Short exercise — In how many lines does the string "this" appear? Answer with the number only.

------------------------------------------------------------

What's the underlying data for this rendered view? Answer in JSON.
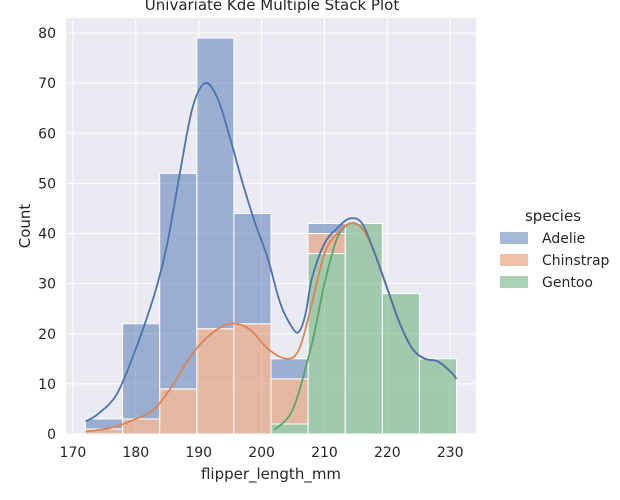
{
  "chart_data": {
    "type": "bar",
    "title": "Univariate Kde Multiple Stack Plot",
    "xlabel": "flipper_length_mm",
    "ylabel": "Count",
    "xlim": [
      168.9,
      234.1
    ],
    "ylim": [
      0,
      83
    ],
    "xticks": [
      170,
      180,
      190,
      200,
      210,
      220,
      230
    ],
    "yticks": [
      0,
      10,
      20,
      30,
      40,
      50,
      60,
      70,
      80
    ],
    "grid": true,
    "background": "#eaeaf2",
    "legend": {
      "title": "species",
      "placement": "right"
    },
    "bin_edges": [
      172,
      177.9,
      183.8,
      189.7,
      195.6,
      201.5,
      207.4,
      213.3,
      219.2,
      225.1,
      231
    ],
    "stacking": "stack",
    "series": [
      {
        "name": "Gentoo",
        "color": "#55a868",
        "values": [
          0,
          0,
          0,
          0,
          0,
          2,
          36,
          42,
          28,
          15
        ]
      },
      {
        "name": "Chinstrap",
        "color": "#dd8452",
        "values": [
          1,
          3,
          9,
          21,
          22,
          9,
          4,
          0,
          0,
          0
        ]
      },
      {
        "name": "Adelie",
        "color": "#4c72b0",
        "values": [
          2,
          19,
          43,
          58,
          22,
          4,
          2,
          0,
          0,
          0
        ]
      }
    ],
    "kde_curves": [
      {
        "name": "Gentoo",
        "color": "#55a868",
        "points": [
          [
            202,
            0.8
          ],
          [
            205,
            5
          ],
          [
            208,
            18
          ],
          [
            210,
            30
          ],
          [
            212,
            39
          ],
          [
            214,
            42
          ],
          [
            216,
            41
          ],
          [
            218,
            36
          ],
          [
            220,
            29
          ],
          [
            222,
            22
          ],
          [
            224,
            17
          ],
          [
            226,
            15
          ],
          [
            228,
            14.5
          ],
          [
            230,
            12.5
          ],
          [
            231,
            11
          ]
        ]
      },
      {
        "name": "Chinstrap",
        "color": "#dd8452",
        "points": [
          [
            172,
            0.5
          ],
          [
            176,
            1.2
          ],
          [
            180,
            3
          ],
          [
            183,
            5
          ],
          [
            186,
            10
          ],
          [
            189,
            16
          ],
          [
            192,
            20
          ],
          [
            195,
            22
          ],
          [
            198,
            21
          ],
          [
            201,
            17
          ],
          [
            204,
            15
          ],
          [
            206,
            17
          ],
          [
            208,
            26
          ],
          [
            210,
            36
          ],
          [
            212,
            40
          ],
          [
            214,
            42
          ],
          [
            216,
            41
          ],
          [
            218,
            36
          ],
          [
            220,
            29
          ],
          [
            222,
            22
          ],
          [
            224,
            17
          ],
          [
            226,
            15
          ],
          [
            228,
            14.5
          ],
          [
            230,
            12.5
          ],
          [
            231,
            11
          ]
        ]
      },
      {
        "name": "Adelie",
        "color": "#4c72b0",
        "points": [
          [
            172,
            2.5
          ],
          [
            174,
            4
          ],
          [
            177,
            8
          ],
          [
            180,
            17
          ],
          [
            183,
            28
          ],
          [
            185,
            38
          ],
          [
            187,
            52
          ],
          [
            189,
            65
          ],
          [
            191,
            70
          ],
          [
            193,
            67
          ],
          [
            195,
            59
          ],
          [
            197,
            50
          ],
          [
            199,
            42
          ],
          [
            201,
            35
          ],
          [
            203,
            26
          ],
          [
            205,
            21
          ],
          [
            206,
            20.5
          ],
          [
            207,
            24
          ],
          [
            208,
            31
          ],
          [
            210,
            38
          ],
          [
            212,
            41
          ],
          [
            214,
            43
          ],
          [
            216,
            42
          ],
          [
            218,
            36
          ],
          [
            220,
            29
          ],
          [
            222,
            22
          ],
          [
            224,
            17
          ],
          [
            226,
            15
          ],
          [
            228,
            14.5
          ],
          [
            230,
            12.5
          ],
          [
            231,
            11
          ]
        ]
      }
    ]
  }
}
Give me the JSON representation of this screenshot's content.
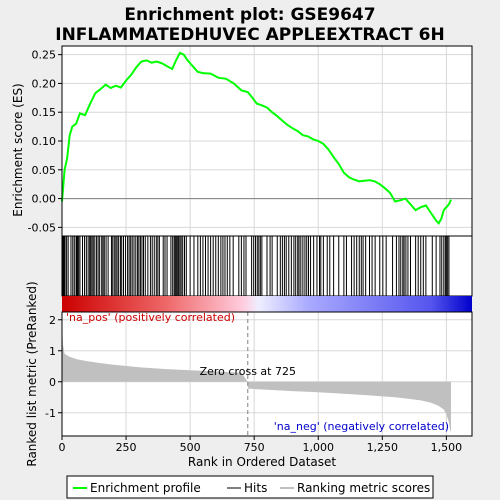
{
  "chart_data": {
    "type": "line",
    "title_line1": "Enrichment plot: GSE9647",
    "title_line2": "INFLAMMATEDHUVEC APPLEEXTRACT 6H",
    "es_panel": {
      "ylabel": "Enrichment score (ES)",
      "ylim": [
        -0.065,
        0.265
      ],
      "yticks": [
        -0.05,
        0.0,
        0.05,
        0.1,
        0.15,
        0.2,
        0.25
      ],
      "ytick_labels": [
        "-0.05",
        "0.00",
        "0.05",
        "0.10",
        "0.15",
        "0.20",
        "0.25"
      ],
      "series_name": "Enrichment profile",
      "color": "#00ff00",
      "points": [
        [
          0,
          -0.005
        ],
        [
          10,
          0.05
        ],
        [
          20,
          0.07
        ],
        [
          30,
          0.11
        ],
        [
          40,
          0.125
        ],
        [
          55,
          0.13
        ],
        [
          70,
          0.148
        ],
        [
          90,
          0.145
        ],
        [
          110,
          0.165
        ],
        [
          130,
          0.183
        ],
        [
          150,
          0.19
        ],
        [
          170,
          0.198
        ],
        [
          190,
          0.192
        ],
        [
          210,
          0.196
        ],
        [
          230,
          0.193
        ],
        [
          250,
          0.205
        ],
        [
          270,
          0.215
        ],
        [
          290,
          0.228
        ],
        [
          310,
          0.238
        ],
        [
          330,
          0.24
        ],
        [
          350,
          0.236
        ],
        [
          370,
          0.238
        ],
        [
          390,
          0.235
        ],
        [
          410,
          0.23
        ],
        [
          430,
          0.225
        ],
        [
          445,
          0.24
        ],
        [
          460,
          0.253
        ],
        [
          475,
          0.25
        ],
        [
          490,
          0.24
        ],
        [
          510,
          0.23
        ],
        [
          530,
          0.22
        ],
        [
          550,
          0.218
        ],
        [
          580,
          0.217
        ],
        [
          610,
          0.21
        ],
        [
          640,
          0.208
        ],
        [
          670,
          0.2
        ],
        [
          700,
          0.188
        ],
        [
          725,
          0.185
        ],
        [
          740,
          0.177
        ],
        [
          760,
          0.165
        ],
        [
          780,
          0.162
        ],
        [
          800,
          0.158
        ],
        [
          820,
          0.15
        ],
        [
          840,
          0.143
        ],
        [
          860,
          0.135
        ],
        [
          880,
          0.128
        ],
        [
          900,
          0.122
        ],
        [
          920,
          0.117
        ],
        [
          940,
          0.11
        ],
        [
          960,
          0.108
        ],
        [
          980,
          0.103
        ],
        [
          1000,
          0.1
        ],
        [
          1020,
          0.095
        ],
        [
          1040,
          0.085
        ],
        [
          1060,
          0.072
        ],
        [
          1080,
          0.06
        ],
        [
          1100,
          0.045
        ],
        [
          1120,
          0.037
        ],
        [
          1140,
          0.033
        ],
        [
          1160,
          0.03
        ],
        [
          1180,
          0.031
        ],
        [
          1200,
          0.032
        ],
        [
          1220,
          0.03
        ],
        [
          1240,
          0.025
        ],
        [
          1260,
          0.018
        ],
        [
          1280,
          0.01
        ],
        [
          1300,
          -0.005
        ],
        [
          1320,
          -0.003
        ],
        [
          1340,
          0.0
        ],
        [
          1360,
          -0.01
        ],
        [
          1380,
          -0.02
        ],
        [
          1400,
          -0.015
        ],
        [
          1420,
          -0.012
        ],
        [
          1440,
          -0.025
        ],
        [
          1460,
          -0.038
        ],
        [
          1470,
          -0.043
        ],
        [
          1480,
          -0.035
        ],
        [
          1490,
          -0.02
        ],
        [
          1500,
          -0.015
        ],
        [
          1510,
          -0.01
        ],
        [
          1518,
          -0.002
        ]
      ]
    },
    "ranked_panel": {
      "ylabel": "Ranked list metric (PreRanked)",
      "xlabel": "Rank in Ordered Dataset",
      "ylim": [
        -1.75,
        2.25
      ],
      "yticks": [
        -1,
        0,
        1,
        2
      ],
      "ytick_labels": [
        "-1",
        "0",
        "1",
        "2"
      ],
      "xlim": [
        0,
        1600
      ],
      "xticks": [
        0,
        250,
        500,
        750,
        1000,
        1250,
        1500
      ],
      "xtick_labels": [
        "0",
        "250",
        "500",
        "750",
        "1,000",
        "1,250",
        "1,500"
      ],
      "fill_color": "#c0c0c0",
      "profile": [
        [
          0,
          1.8
        ],
        [
          4,
          1.2
        ],
        [
          10,
          0.9
        ],
        [
          30,
          0.8
        ],
        [
          60,
          0.72
        ],
        [
          100,
          0.66
        ],
        [
          150,
          0.6
        ],
        [
          200,
          0.55
        ],
        [
          300,
          0.47
        ],
        [
          400,
          0.41
        ],
        [
          500,
          0.37
        ],
        [
          600,
          0.33
        ],
        [
          700,
          0.29
        ],
        [
          725,
          0.0
        ],
        [
          726,
          -0.22
        ],
        [
          800,
          -0.26
        ],
        [
          900,
          -0.3
        ],
        [
          1000,
          -0.34
        ],
        [
          1100,
          -0.39
        ],
        [
          1200,
          -0.44
        ],
        [
          1300,
          -0.5
        ],
        [
          1350,
          -0.55
        ],
        [
          1400,
          -0.6
        ],
        [
          1440,
          -0.68
        ],
        [
          1470,
          -0.78
        ],
        [
          1490,
          -0.9
        ],
        [
          1500,
          -1.05
        ],
        [
          1510,
          -1.3
        ],
        [
          1515,
          -1.55
        ],
        [
          1518,
          -1.65
        ]
      ],
      "zero_cross_label": "Zero cross at 725",
      "zero_cross_rank": 725,
      "pos_label": "'na_pos' (positively correlated)",
      "neg_label": "'na_neg' (negatively correlated)",
      "pos_color": "#cc0000",
      "neg_color": "#0000cc"
    },
    "hits": [
      3,
      6,
      9,
      12,
      18,
      24,
      35,
      42,
      48,
      55,
      58,
      61,
      65,
      70,
      80,
      88,
      95,
      102,
      108,
      112,
      117,
      122,
      128,
      135,
      141,
      147,
      155,
      160,
      165,
      172,
      180,
      193,
      198,
      204,
      210,
      215,
      221,
      228,
      233,
      240,
      248,
      256,
      262,
      268,
      274,
      281,
      288,
      295,
      300,
      306,
      312,
      318,
      325,
      335,
      345,
      352,
      360,
      368,
      374,
      380,
      395,
      402,
      410,
      425,
      432,
      438,
      442,
      446,
      450,
      455,
      460,
      465,
      471,
      478,
      485,
      500,
      515,
      530,
      540,
      550,
      560,
      570,
      580,
      590,
      600,
      610,
      620,
      628,
      636,
      645,
      655,
      668,
      690,
      700,
      710,
      718,
      740,
      748,
      755,
      762,
      768,
      774,
      780,
      800,
      812,
      820,
      840,
      852,
      860,
      868,
      875,
      885,
      895,
      905,
      912,
      920,
      925,
      932,
      940,
      948,
      955,
      962,
      970,
      982,
      995,
      1005,
      1010,
      1020,
      1035,
      1045,
      1060,
      1080,
      1100,
      1110,
      1130,
      1140,
      1150,
      1160,
      1168,
      1175,
      1185,
      1200,
      1210,
      1222,
      1240,
      1252,
      1265,
      1290,
      1305,
      1315,
      1322,
      1330,
      1335,
      1342,
      1350,
      1360,
      1380,
      1390,
      1400,
      1410,
      1420,
      1445,
      1460,
      1475,
      1482,
      1490,
      1496,
      1500,
      1505,
      1510
    ],
    "total_rank": 1520,
    "legend": {
      "position": "bottom",
      "items": [
        {
          "name": "Enrichment profile",
          "color": "#00ff00"
        },
        {
          "name": "Hits",
          "color": "#000000"
        },
        {
          "name": "Ranking metric scores",
          "color": "#c0c0c0"
        }
      ]
    }
  }
}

------------------------------------------------------------

Complete output — 2